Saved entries
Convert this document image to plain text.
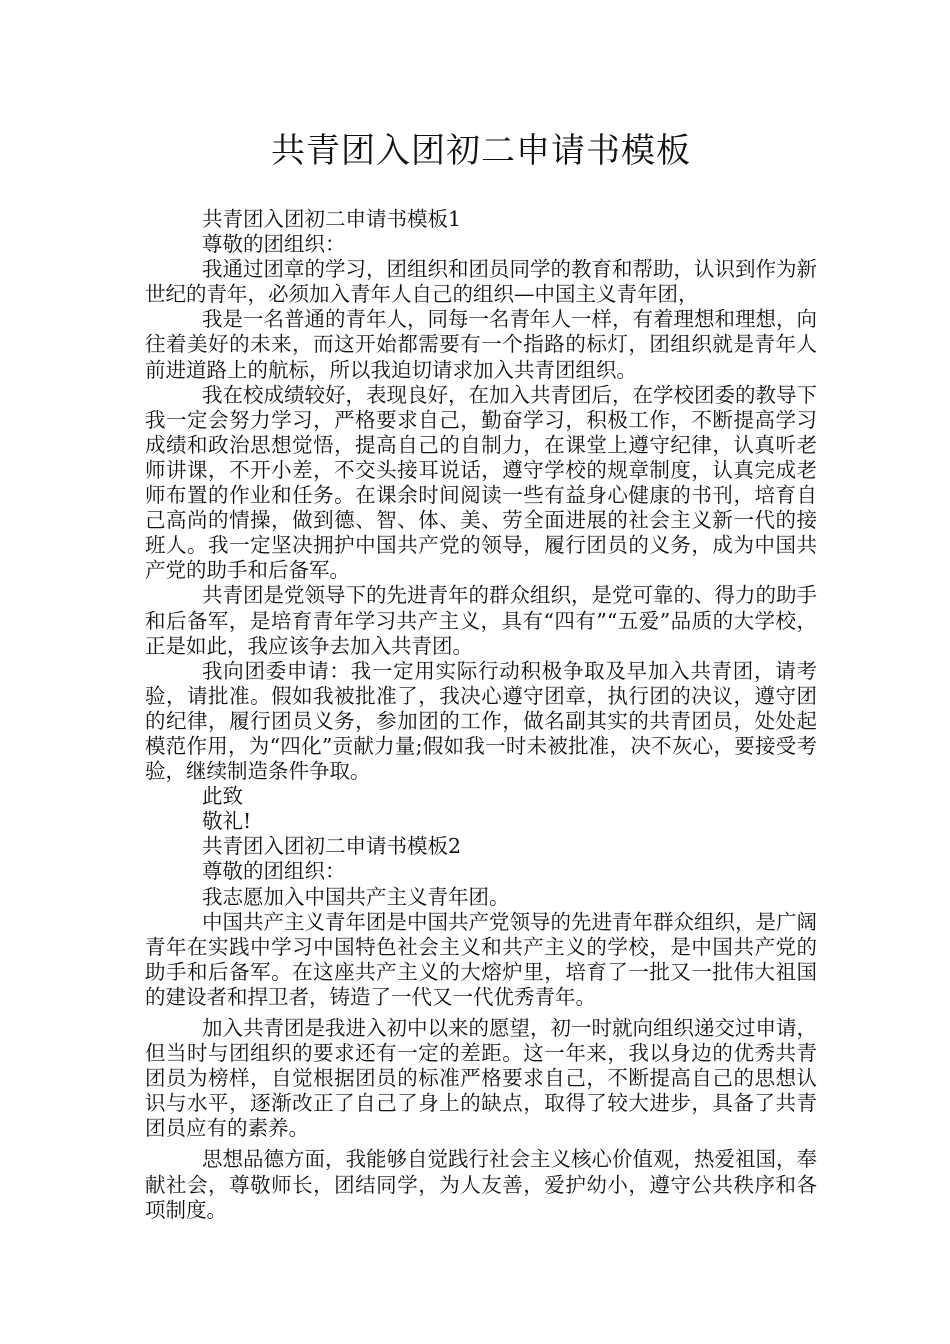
共青团入团初二申请书模板

共青团入团初二申请书模板1

尊敬的团组织：

我通过团章的学习，团组织和团员同学的教育和帮助，认识到作为新世纪的青年，必须加入青年人自己的组织—中国主义青年团，

我是一名普通的青年人，同每一名青年人一样，有着理想和理想，向往着美好的未来，而这开始都需要有一个指路的标灯，团组织就是青年人前进道路上的航标，所以我迫切请求加入共青团组织。

我在校成绩较好，表现良好，在加入共青团后，在学校团委的教导下我一定会努力学习，严格要求自己，勤奋学习，积极工作，不断提高学习成绩和政治思想觉悟，提高自己的自制力，在课堂上遵守纪律，认真听老师讲课，不开小差，不交头接耳说话，遵守学校的规章制度，认真完成老师布置的作业和任务。在课余时间阅读一些有益身心健康的书刊，培育自己高尚的情操，做到德、智、体、美、劳全面进展的社会主义新一代的接班人。我一定坚决拥护中国共产党的领导，履行团员的义务，成为中国共产党的助手和后备军。

共青团是党领导下的先进青年的群众组织，是党可靠的、得力的助手和后备军，是培育青年学习共产主义，具有“四有”“五爱”品质的大学校，正是如此，我应该争去加入共青团。

我向团委申请：我一定用实际行动积极争取及早加入共青团，请考验，请批准。假如我被批准了，我决心遵守团章，执行团的决议，遵守团的纪律，履行团员义务，参加团的工作，做名副其实的共青团员，处处起模范作用，为“四化”贡献力量;假如我一时未被批准，决不灰心，要接受考验，继续制造条件争取。

此致

敬礼!

共青团入团初二申请书模板2

尊敬的团组织：

我志愿加入中国共产主义青年团。

中国共产主义青年团是中国共产党领导的先进青年群众组织，是广阔青年在实践中学习中国特色社会主义和共产主义的学校，是中国共产党的助手和后备军。在这座共产主义的大熔炉里，培育了一批又一批伟大祖国的建设者和捍卫者，铸造了一代又一代优秀青年。

加入共青团是我进入初中以来的愿望，初一时就向组织递交过申请，但当时与团组织的要求还有一定的差距。这一年来，我以身边的优秀共青团员为榜样，自觉根据团员的标准严格要求自己，不断提高自己的思想认识与水平，逐渐改正了自己了身上的缺点，取得了较大进步，具备了共青团员应有的素养。

思想品德方面，我能够自觉践行社会主义核心价值观，热爱祖国，奉献社会，尊敬师长，团结同学，为人友善，爱护幼小，遵守公共秩序和各项制度。
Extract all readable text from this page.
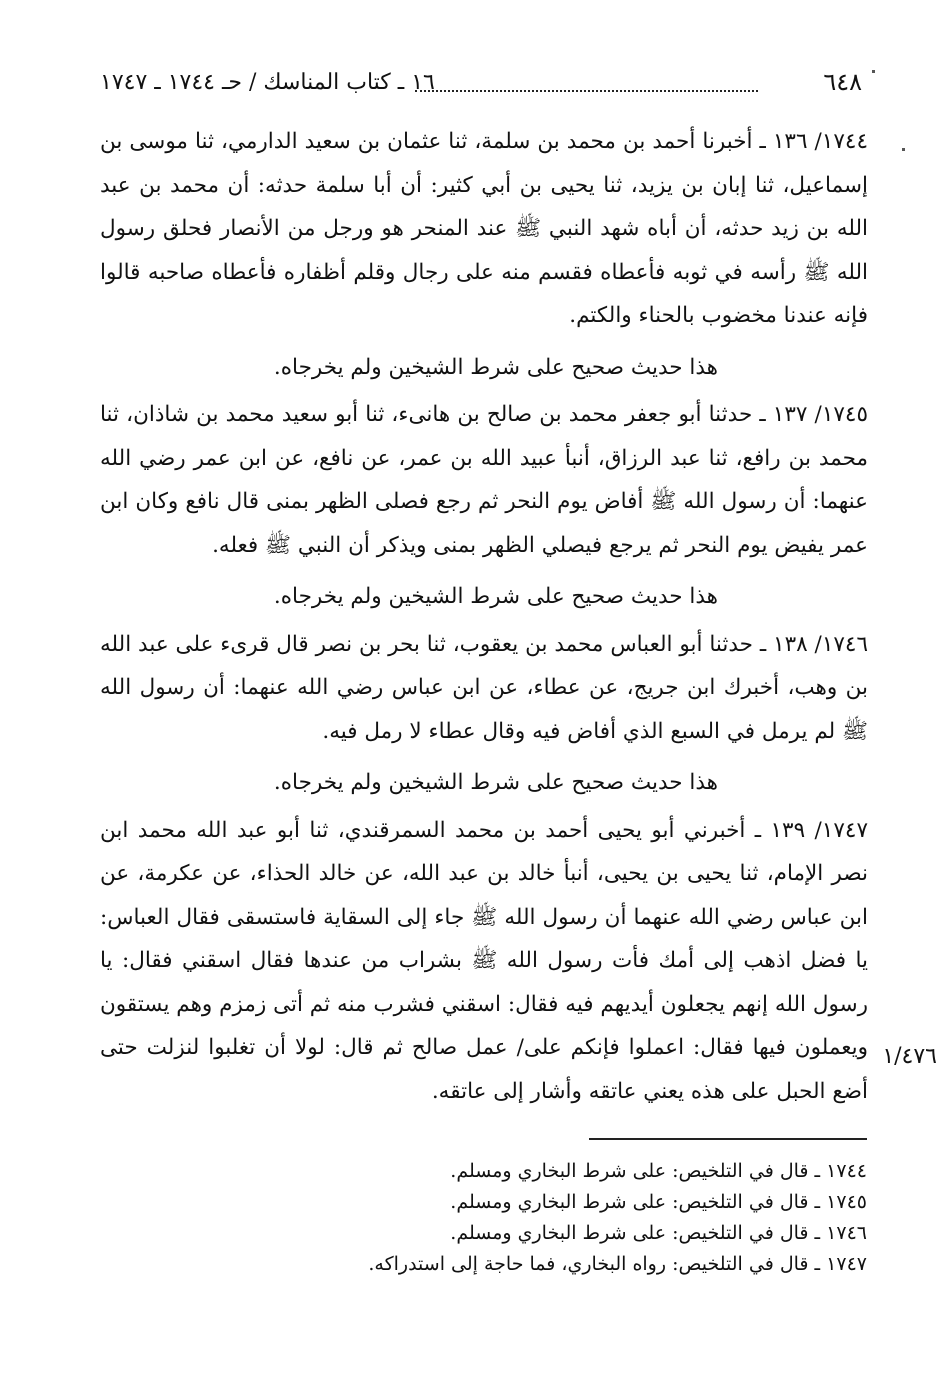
٦٤٨
١٦ ـ كتاب المناسك / حـ ١٧٤٤ ـ ١٧٤٧

١٧٤٤/ ١٣٦ ـ أخبرنا أحمد بن محمد بن سلمة، ثنا عثمان بن سعيد الدارمي، ثنا موسى بن إسماعيل، ثنا إبان بن يزيد، ثنا يحيى بن أبي كثير: أن أبا سلمة حدثه: أن محمد بن عبد الله بن زيد حدثه، أن أباه شهد النبي ﷺ عند المنحر هو ورجل من الأنصار فحلق رسول الله ﷺ رأسه في ثوبه فأعطاه فقسم منه على رجال وقلم أظفاره فأعطاه صاحبه قالوا فإنه عندنا مخضوب بالحناء والكتم.

هذا حديث صحيح على شرط الشيخين ولم يخرجاه.

١٧٤٥/ ١٣٧ ـ حدثنا أبو جعفر محمد بن صالح بن هانىء، ثنا أبو سعيد محمد بن شاذان، ثنا محمد بن رافع، ثنا عبد الرزاق، أنبأ عبيد الله بن عمر، عن نافع، عن ابن عمر رضي الله عنهما: أن رسول الله ﷺ أفاض يوم النحر ثم رجع فصلى الظهر بمنى قال نافع وكان ابن عمر يفيض يوم النحر ثم يرجع فيصلي الظهر بمنى ويذكر أن النبي ﷺ فعله.

هذا حديث صحيح على شرط الشيخين ولم يخرجاه.

١٧٤٦/ ١٣٨ ـ حدثنا أبو العباس محمد بن يعقوب، ثنا بحر بن نصر قال قرىء على عبد الله بن وهب، أخبرك ابن جريج، عن عطاء، عن ابن عباس رضي الله عنهما: أن رسول الله ﷺ لم يرمل في السبع الذي أفاض فيه وقال عطاء لا رمل فيه.

هذا حديث صحيح على شرط الشيخين ولم يخرجاه.

١٧٤٧/ ١٣٩ ـ أخبرني أبو يحيى أحمد بن محمد السمرقندي، ثنا أبو عبد الله محمد ابن نصر الإمام، ثنا يحيى بن يحيى، أنبأ خالد بن عبد الله، عن خالد الحذاء، عن عكرمة، عن ابن عباس رضي الله عنهما أن رسول الله ﷺ جاء إلى السقاية فاستسقى فقال العباس: يا فضل اذهب إلى أمك فأت رسول الله ﷺ بشراب من عندها فقال اسقني فقال: يا رسول الله إنهم يجعلون أيديهم فيه فقال: اسقني فشرب منه ثم أتى زمزم وهم يستقون ويعملون فيها فقال: اعملوا فإنكم على/ عمل صالح ثم قال: لولا أن تغلبوا لنزلت حتى أضع الحبل على هذه يعني عاتقه وأشار إلى عاتقه.

١/٤٧٦

١٧٤٤ ـ قال في التلخيص: على شرط البخاري ومسلم.

١٧٤٥ ـ قال في التلخيص: على شرط البخاري ومسلم.

١٧٤٦ ـ قال في التلخيص: على شرط البخاري ومسلم.

١٧٤٧ ـ قال في التلخيص: رواه البخاري، فما حاجة إلى استدراكه.
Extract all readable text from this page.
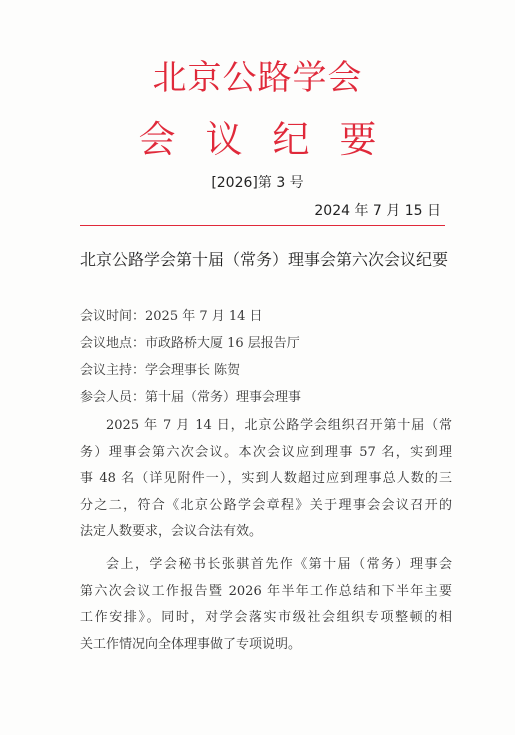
北京公路学会
会议纪要
[2026]第 3 号
2024 年 7 月 15 日
北京公路学会第十届（常务）理事会第六次会议纪要
会议时间：2025 年 7 月 14 日
会议地点：市政路桥大厦 16 层报告厅
会议主持：学会理事长 陈贺
参会人员：第十届（常务）理事会理事
2025 年 7 月 14 日，北京公路学会组织召开第十届（常
务）理事会第六次会议。本次会议应到理事 57 名，实到理
事 48 名（详见附件一），实到人数超过应到理事总人数的三
分之二，符合《北京公路学会章程》关于理事会会议召开的
法定人数要求，会议合法有效。
会上，学会秘书长张骐首先作《第十届（常务）理事会
第六次会议工作报告暨 2026 年半年工作总结和下半年主要
工作安排》。同时，对学会落实市级社会组织专项整顿的相
关工作情况向全体理事做了专项说明。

▶ _WORK TO COMPLETE_
Leave out the pictures and reproduce the rest of the listing exactly.

▶ _EXERCISE OUTPUT_
Convert this document image to plain text.
共青团入团初二申请书模板

共青团入团初二申请书模板1

尊敬的团组织：

我通过团章的学习，团组织和团员同学的教育和帮助，认识到作为新世纪的青年，必须加入青年人自己的组织—中国主义青年团，

我是一名普通的青年人，同每一名青年人一样，有着理想和理想，向往着美好的未来，而这开始都需要有一个指路的标灯，团组织就是青年人前进道路上的航标，所以我迫切请求加入共青团组织。

我在校成绩较好，表现良好，在加入共青团后，在学校团委的教导下我一定会努力学习，严格要求自己，勤奋学习，积极工作，不断提高学习成绩和政治思想觉悟，提高自己的自制力，在课堂上遵守纪律，认真听老师讲课，不开小差，不交头接耳说话，遵守学校的规章制度，认真完成老师布置的作业和任务。在课余时间阅读一些有益身心健康的书刊，培育自己高尚的情操，做到德、智、体、美、劳全面进展的社会主义新一代的接班人。我一定坚决拥护中国共产党的领导，履行团员的义务，成为中国共产党的助手和后备军。

共青团是党领导下的先进青年的群众组织，是党可靠的、得力的助手和后备军，是培育青年学习共产主义，具有“四有”“五爱”品质的大学校，正是如此，我应该争去加入共青团。

我向团委申请：我一定用实际行动积极争取及早加入共青团，请考验，请批准。假如我被批准了，我决心遵守团章，执行团的决议，遵守团的纪律，履行团员义务，参加团的工作，做名副其实的共青团员，处处起模范作用，为“四化”贡献力量;假如我一时未被批准，决不灰心，要接受考验，继续制造条件争取。

此致

敬礼!

共青团入团初二申请书模板2

尊敬的团组织：

我志愿加入中国共产主义青年团。

中国共产主义青年团是中国共产党领导的先进青年群众组织，是广阔青年在实践中学习中国特色社会主义和共产主义的学校，是中国共产党的助手和后备军。在这座共产主义的大熔炉里，培育了一批又一批伟大祖国的建设者和捍卫者，铸造了一代又一代优秀青年。

加入共青团是我进入初中以来的愿望，初一时就向组织递交过申请，但当时与团组织的要求还有一定的差距。这一年来，我以身边的优秀共青团员为榜样，自觉根据团员的标准严格要求自己，不断提高自己的思想认识与水平，逐渐改正了自己了身上的缺点，取得了较大进步，具备了共青团员应有的素养。

思想品德方面，我能够自觉践行社会主义核心价值观，热爱祖国，奉献社会，尊敬师长，团结同学，为人友善，爱护幼小，遵守公共秩序和各项制度。
Extract all readable text from this page.
٦٤٨
١٦ ـ كتاب المناسك / حـ ١٧٤٤ ـ ١٧٤٧

١٧٤٤/ ١٣٦ ـ أخبرنا أحمد بن محمد بن سلمة، ثنا عثمان بن سعيد الدارمي، ثنا موسى بن إسماعيل، ثنا إبان بن يزيد، ثنا يحيى بن أبي كثير: أن أبا سلمة حدثه: أن محمد بن عبد الله بن زيد حدثه، أن أباه شهد النبي ﷺ عند المنحر هو ورجل من الأنصار فحلق رسول الله ﷺ رأسه في ثوبه فأعطاه فقسم منه على رجال وقلم أظفاره فأعطاه صاحبه قالوا فإنه عندنا مخضوب بالحناء والكتم.

هذا حديث صحيح على شرط الشيخين ولم يخرجاه.

١٧٤٥/ ١٣٧ ـ حدثنا أبو جعفر محمد بن صالح بن هانىء، ثنا أبو سعيد محمد بن شاذان، ثنا محمد بن رافع، ثنا عبد الرزاق، أنبأ عبيد الله بن عمر، عن نافع، عن ابن عمر رضي الله عنهما: أن رسول الله ﷺ أفاض يوم النحر ثم رجع فصلى الظهر بمنى قال نافع وكان ابن عمر يفيض يوم النحر ثم يرجع فيصلي الظهر بمنى ويذكر أن النبي ﷺ فعله.

هذا حديث صحيح على شرط الشيخين ولم يخرجاه.

١٧٤٦/ ١٣٨ ـ حدثنا أبو العباس محمد بن يعقوب، ثنا بحر بن نصر قال قرىء على عبد الله بن وهب، أخبرك ابن جريج، عن عطاء، عن ابن عباس رضي الله عنهما: أن رسول الله ﷺ لم يرمل في السبع الذي أفاض فيه وقال عطاء لا رمل فيه.

هذا حديث صحيح على شرط الشيخين ولم يخرجاه.

١٧٤٧/ ١٣٩ ـ أخبرني أبو يحيى أحمد بن محمد السمرقندي، ثنا أبو عبد الله محمد ابن نصر الإمام، ثنا يحيى بن يحيى، أنبأ خالد بن عبد الله، عن خالد الحذاء، عن عكرمة، عن ابن عباس رضي الله عنهما أن رسول الله ﷺ جاء إلى السقاية فاستسقى فقال العباس: يا فضل اذهب إلى أمك فأت رسول الله ﷺ بشراب من عندها فقال اسقني فقال: يا رسول الله إنهم يجعلون أيديهم فيه فقال: اسقني فشرب منه ثم أتى زمزم وهم يستقون ويعملون فيها فقال: اعملوا فإنكم على/ عمل صالح ثم قال: لولا أن تغلبوا لنزلت حتى أضع الحبل على هذه يعني عاتقه وأشار إلى عاتقه.

١/٤٧٦

١٧٤٤ ـ قال في التلخيص: على شرط البخاري ومسلم.

١٧٤٥ ـ قال في التلخيص: على شرط البخاري ومسلم.

١٧٤٦ ـ قال في التلخيص: على شرط البخاري ومسلم.

١٧٤٧ ـ قال في التلخيص: رواه البخاري، فما حاجة إلى استدراكه.
Extract all readable text from this page.
北京公路学会
会议纪要
[2026]第 3 号
2024 年 7 月 15 日
北京公路学会第十届（常务）理事会第六次会议纪要
会议时间：2025 年 7 月 14 日
会议地点：市政路桥大厦 16 层报告厅
会议主持：学会理事长 陈贺
参会人员：第十届（常务）理事会理事
2025 年 7 月 14 日，北京公路学会组织召开第十届（常
务）理事会第六次会议。本次会议应到理事 57 名，实到理
事 48 名（详见附件一），实到人数超过应到理事总人数的三
分之二，符合《北京公路学会章程》关于理事会会议召开的
法定人数要求，会议合法有效。
会上，学会秘书长张骐首先作《第十届（常务）理事会
第六次会议工作报告暨 2026 年半年工作总结和下半年主要
工作安排》。同时，对学会落实市级社会组织专项整顿的相
关工作情况向全体理事做了专项说明。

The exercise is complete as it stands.